▶ Directions:
Locate every line in the material below that has the word "structured". Copy each of those lines.

▶ Excerpted records:
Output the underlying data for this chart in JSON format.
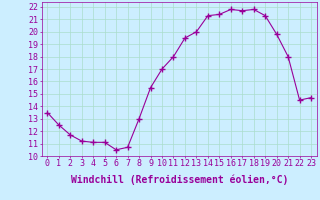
{
  "x": [
    0,
    1,
    2,
    3,
    4,
    5,
    6,
    7,
    8,
    9,
    10,
    11,
    12,
    13,
    14,
    15,
    16,
    17,
    18,
    19,
    20,
    21,
    22,
    23
  ],
  "y": [
    13.5,
    12.5,
    11.7,
    11.2,
    11.1,
    11.1,
    10.5,
    10.7,
    13.0,
    15.5,
    17.0,
    18.0,
    19.5,
    20.0,
    21.3,
    21.4,
    21.8,
    21.7,
    21.8,
    21.3,
    19.8,
    18.0,
    14.5,
    14.7
  ],
  "line_color": "#990099",
  "marker": "+",
  "marker_size": 4,
  "bg_color": "#cceeff",
  "grid_color": "#aaddcc",
  "xlabel": "Windchill (Refroidissement éolien,°C)",
  "xlabel_fontsize": 7,
  "tick_fontsize": 6,
  "xlim": [
    -0.5,
    23.5
  ],
  "ylim": [
    10,
    22.4
  ],
  "yticks": [
    10,
    11,
    12,
    13,
    14,
    15,
    16,
    17,
    18,
    19,
    20,
    21,
    22
  ],
  "xticks": [
    0,
    1,
    2,
    3,
    4,
    5,
    6,
    7,
    8,
    9,
    10,
    11,
    12,
    13,
    14,
    15,
    16,
    17,
    18,
    19,
    20,
    21,
    22,
    23
  ]
}
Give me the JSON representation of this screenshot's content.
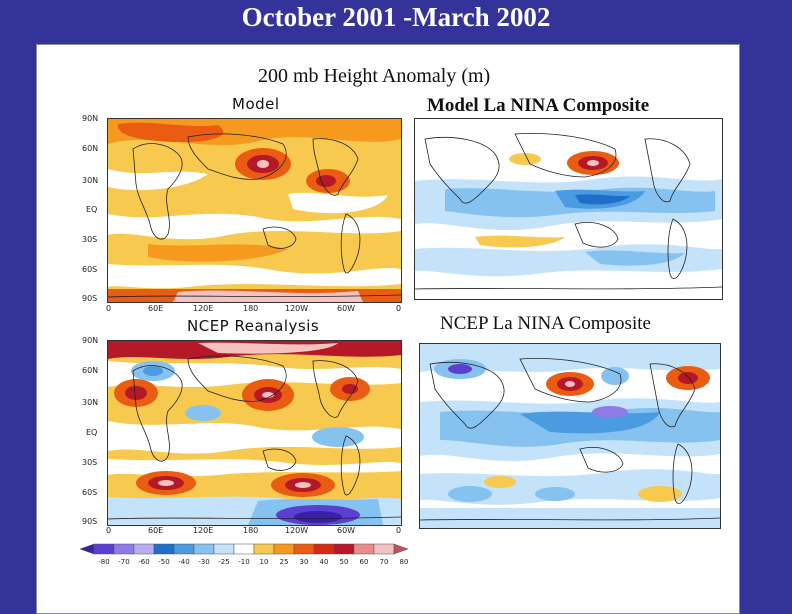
{
  "slide": {
    "title": "October 2001 -March 2002"
  },
  "main_title": "200 mb Height Anomaly (m)",
  "panels": {
    "model_label": "Model",
    "ncep_label": "NCEP Reanalysis",
    "model_composite_title": "Model La NINA Composite",
    "ncep_composite_title": "NCEP La NINA Composite"
  },
  "axes": {
    "lat_labels": [
      "90N",
      "60N",
      "30N",
      "EQ",
      "30S",
      "60S",
      "90S"
    ],
    "model_lon_labels": [
      "0",
      "60E",
      "120E",
      "180",
      "120W",
      "60W",
      "0"
    ],
    "ncep_lon_labels": [
      "0",
      "60E",
      "120E",
      "180",
      "120W",
      "60W",
      "0"
    ]
  },
  "colorbar": {
    "labels": [
      "-80",
      "-70",
      "-60",
      "-50",
      "-40",
      "-30",
      "-25",
      "-10",
      "10",
      "25",
      "30",
      "40",
      "50",
      "60",
      "70",
      "80"
    ],
    "colors": [
      "#3a1fa8",
      "#5a3fd0",
      "#8f7ae8",
      "#b9acf2",
      "#1f6fc9",
      "#4b9be0",
      "#86c2f0",
      "#c4e2fa",
      "#ffffff",
      "#f7c94f",
      "#f59a1f",
      "#ea5c12",
      "#d42a12",
      "#b51826",
      "#e88c8c",
      "#f5c1c1",
      "#c0505a"
    ]
  }
}
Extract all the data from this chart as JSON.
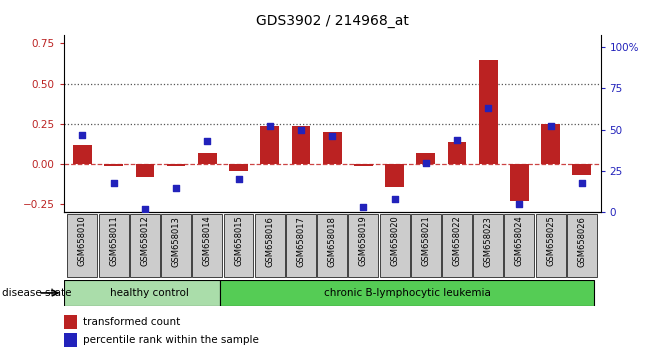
{
  "title": "GDS3902 / 214968_at",
  "samples": [
    "GSM658010",
    "GSM658011",
    "GSM658012",
    "GSM658013",
    "GSM658014",
    "GSM658015",
    "GSM658016",
    "GSM658017",
    "GSM658018",
    "GSM658019",
    "GSM658020",
    "GSM658021",
    "GSM658022",
    "GSM658023",
    "GSM658024",
    "GSM658025",
    "GSM658026"
  ],
  "transformed_count": [
    0.12,
    -0.01,
    -0.08,
    -0.01,
    0.07,
    -0.04,
    0.24,
    0.24,
    0.2,
    -0.01,
    -0.14,
    0.07,
    0.14,
    0.65,
    -0.23,
    0.25,
    -0.07
  ],
  "percentile_rank": [
    47,
    18,
    2,
    15,
    43,
    20,
    52,
    50,
    46,
    3,
    8,
    30,
    44,
    63,
    5,
    52,
    18
  ],
  "healthy_control_count": 5,
  "bar_color": "#bb2222",
  "dot_color": "#2222bb",
  "healthy_bg": "#aaddaa",
  "leukemia_bg": "#55cc55",
  "xtick_bg": "#cccccc",
  "dotted_line_color": "#555555",
  "zero_line_color": "#cc4444",
  "ylim_left": [
    -0.3,
    0.8
  ],
  "ylim_right": [
    0,
    107
  ],
  "yticks_left": [
    -0.25,
    0.0,
    0.25,
    0.5,
    0.75
  ],
  "yticks_right": [
    0,
    25,
    50,
    75,
    100
  ],
  "ytick_labels_right": [
    "0",
    "25",
    "50",
    "75",
    "100%"
  ],
  "hlines": [
    0.25,
    0.5
  ],
  "disease_state_label": "disease state",
  "healthy_label": "healthy control",
  "leukemia_label": "chronic B-lymphocytic leukemia",
  "legend_red": "transformed count",
  "legend_blue": "percentile rank within the sample"
}
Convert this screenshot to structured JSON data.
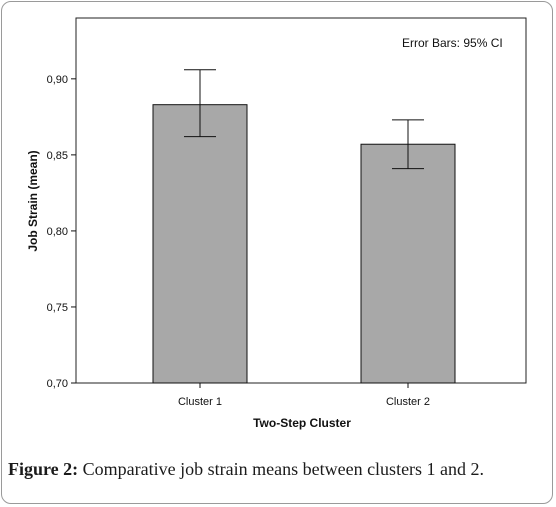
{
  "chart_data": {
    "type": "bar",
    "categories": [
      "Cluster 1",
      "Cluster 2"
    ],
    "values": [
      0.883,
      0.857
    ],
    "error_bars": [
      {
        "low": 0.862,
        "high": 0.906
      },
      {
        "low": 0.841,
        "high": 0.873
      }
    ],
    "xlabel": "Two-Step Cluster",
    "ylabel": "Job Strain (mean)",
    "ylim": [
      0.7,
      0.94
    ],
    "yticks": [
      0.7,
      0.75,
      0.8,
      0.85,
      0.9
    ],
    "ytick_labels": [
      "0,70",
      "0,75",
      "0,80",
      "0,85",
      "0,90"
    ],
    "annotation": "Error Bars: 95% CI",
    "bar_color": "#a8a8a8",
    "grid": false
  },
  "caption": {
    "label": "Figure 2:",
    "text": "Comparative job strain means between clusters 1 and 2."
  }
}
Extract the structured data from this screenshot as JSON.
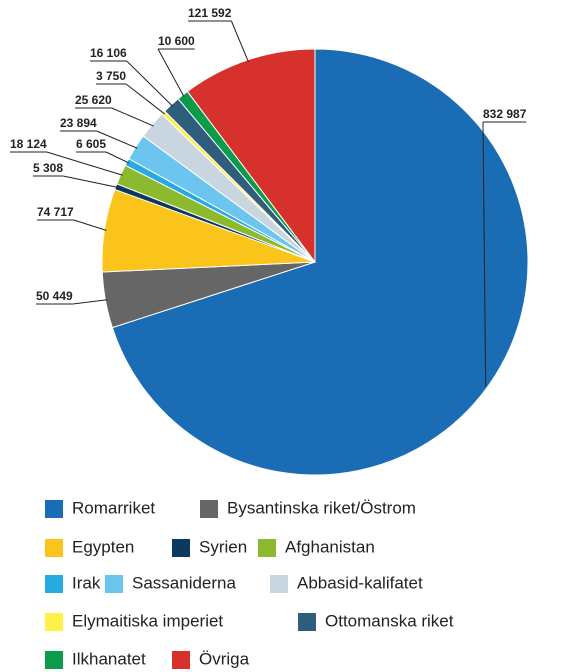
{
  "chart_data": {
    "type": "pie",
    "categories": [
      "Romarriket",
      "Bysantinska riket/Östrom",
      "Egypten",
      "Syrien",
      "Afghanistan",
      "Irak",
      "Sassaniderna",
      "Abbasid-kalifatet",
      "Elymaitiska imperiet",
      "Ottomanska riket",
      "Ilkhanatet",
      "Övriga"
    ],
    "values": [
      832987,
      50449,
      74717,
      5308,
      18124,
      6605,
      23894,
      25620,
      3750,
      16106,
      10600,
      121592
    ],
    "value_labels": [
      "832 987",
      "50 449",
      "74 717",
      "5 308",
      "18 124",
      "6 605",
      "23 894",
      "25 620",
      "3 750",
      "16 106",
      "10 600",
      "121 592"
    ],
    "colors": [
      "#1a6db5",
      "#666666",
      "#fbc41a",
      "#0b3a5e",
      "#8db92e",
      "#27a9e1",
      "#6cc5ef",
      "#c9d6df",
      "#fff04a",
      "#2f5d7c",
      "#0c9b4a",
      "#d7312e"
    ],
    "start_angle": 90,
    "direction": "clockwise",
    "legend": "bottom"
  }
}
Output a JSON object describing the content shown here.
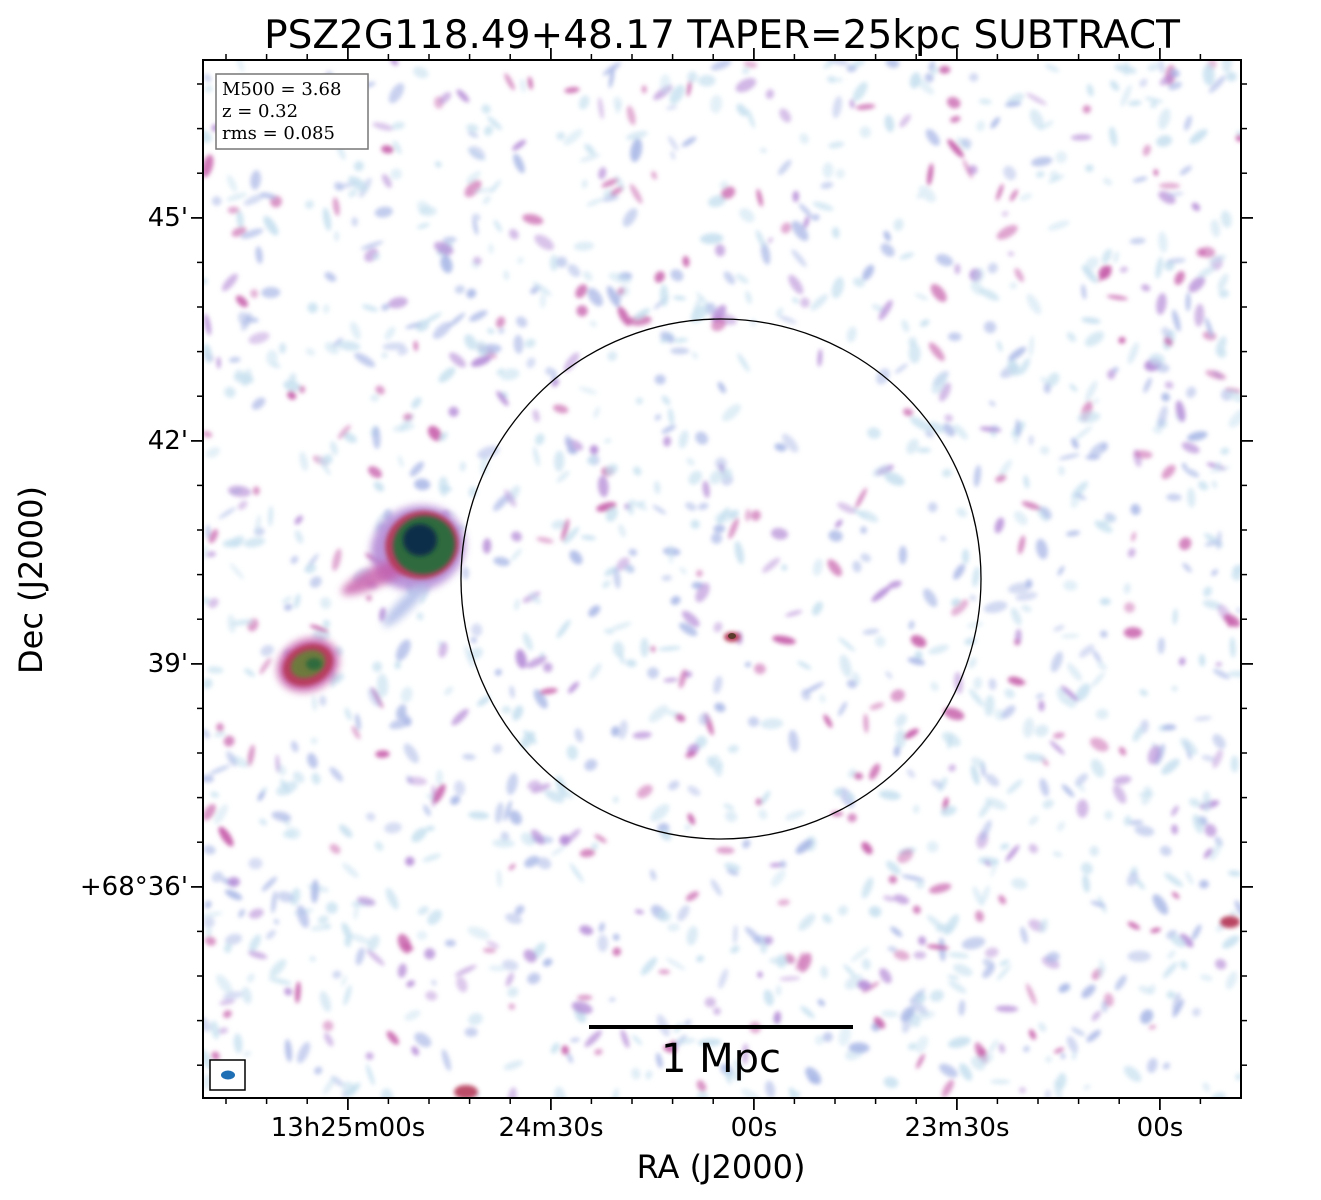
{
  "figure": {
    "title": "PSZ2G118.49+48.17 TAPER=25kpc SUBTRACT",
    "xlabel": "RA (J2000)",
    "ylabel": "Dec (J2000)"
  },
  "info_box": {
    "line1": "M500 = 3.68",
    "line2": "z = 0.32",
    "line3": "rms = 0.085"
  },
  "x_ticks": [
    "13h25m00s",
    "24m30s",
    "00s",
    "23m30s",
    "00s"
  ],
  "y_ticks": [
    "45'",
    "42'",
    "39'",
    "+68°36'"
  ],
  "scalebar": {
    "label": "1 Mpc"
  },
  "colors": {
    "noise_light": "#c6e0ef",
    "noise_mid": "#a9b7e6",
    "noise_purple": "#b48ad6",
    "noise_pink": "#c55aa8",
    "source_red": "#b63a5a",
    "source_green": "#2e6b3e",
    "source_dark": "#0c2f4a",
    "beam": "#1f6fb4"
  }
}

▶ Result:
Convert this screenshot to structured JSON data.
Extract the structured data from this screenshot as JSON.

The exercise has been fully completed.